### Data to process
'''
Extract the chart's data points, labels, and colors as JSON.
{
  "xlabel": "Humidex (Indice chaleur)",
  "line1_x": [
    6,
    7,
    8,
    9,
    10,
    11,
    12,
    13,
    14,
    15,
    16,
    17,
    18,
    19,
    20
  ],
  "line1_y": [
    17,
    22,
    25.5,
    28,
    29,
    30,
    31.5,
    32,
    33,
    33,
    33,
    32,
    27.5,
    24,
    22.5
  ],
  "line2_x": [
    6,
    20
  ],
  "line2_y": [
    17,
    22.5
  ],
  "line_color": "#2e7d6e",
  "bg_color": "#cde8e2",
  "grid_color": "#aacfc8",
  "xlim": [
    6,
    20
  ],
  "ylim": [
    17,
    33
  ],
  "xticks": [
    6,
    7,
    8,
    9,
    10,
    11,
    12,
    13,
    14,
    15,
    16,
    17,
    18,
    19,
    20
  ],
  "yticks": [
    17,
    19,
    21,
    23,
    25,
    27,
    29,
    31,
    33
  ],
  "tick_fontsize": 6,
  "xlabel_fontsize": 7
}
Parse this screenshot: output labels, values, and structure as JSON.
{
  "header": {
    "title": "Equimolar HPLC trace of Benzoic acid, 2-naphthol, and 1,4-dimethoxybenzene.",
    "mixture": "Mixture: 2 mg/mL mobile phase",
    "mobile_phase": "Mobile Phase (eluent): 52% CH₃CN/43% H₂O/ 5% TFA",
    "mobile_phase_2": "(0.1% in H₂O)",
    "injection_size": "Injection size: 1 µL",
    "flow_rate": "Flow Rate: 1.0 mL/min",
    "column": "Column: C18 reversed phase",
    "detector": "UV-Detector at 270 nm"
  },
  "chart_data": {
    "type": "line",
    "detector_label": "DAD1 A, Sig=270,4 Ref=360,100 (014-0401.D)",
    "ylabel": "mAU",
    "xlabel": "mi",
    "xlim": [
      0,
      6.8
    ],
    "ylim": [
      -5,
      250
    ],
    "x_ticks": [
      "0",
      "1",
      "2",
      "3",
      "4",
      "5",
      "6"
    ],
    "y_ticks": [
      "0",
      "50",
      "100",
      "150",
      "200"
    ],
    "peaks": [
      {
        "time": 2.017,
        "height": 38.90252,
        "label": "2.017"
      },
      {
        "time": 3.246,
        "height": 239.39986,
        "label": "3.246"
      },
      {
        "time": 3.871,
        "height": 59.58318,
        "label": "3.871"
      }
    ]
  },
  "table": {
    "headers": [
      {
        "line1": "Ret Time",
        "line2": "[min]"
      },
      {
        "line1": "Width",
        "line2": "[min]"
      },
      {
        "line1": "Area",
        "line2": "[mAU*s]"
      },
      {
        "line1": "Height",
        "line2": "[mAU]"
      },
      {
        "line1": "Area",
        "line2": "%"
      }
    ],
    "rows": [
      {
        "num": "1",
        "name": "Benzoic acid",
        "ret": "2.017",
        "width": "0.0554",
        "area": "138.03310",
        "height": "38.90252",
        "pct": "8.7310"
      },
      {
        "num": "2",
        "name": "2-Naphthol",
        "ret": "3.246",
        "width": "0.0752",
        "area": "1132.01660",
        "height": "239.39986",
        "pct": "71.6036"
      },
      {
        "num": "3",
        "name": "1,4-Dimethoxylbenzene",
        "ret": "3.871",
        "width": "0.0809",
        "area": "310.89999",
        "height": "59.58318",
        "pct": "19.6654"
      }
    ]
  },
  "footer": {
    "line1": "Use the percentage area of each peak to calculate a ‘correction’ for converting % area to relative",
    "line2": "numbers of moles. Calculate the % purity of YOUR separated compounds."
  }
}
'''
Set out every line from the material that contains the string "JSON".

Extract the chart's data points, labels, and colors as JSON.
Parse this screenshot: output labels, values, and structure as JSON.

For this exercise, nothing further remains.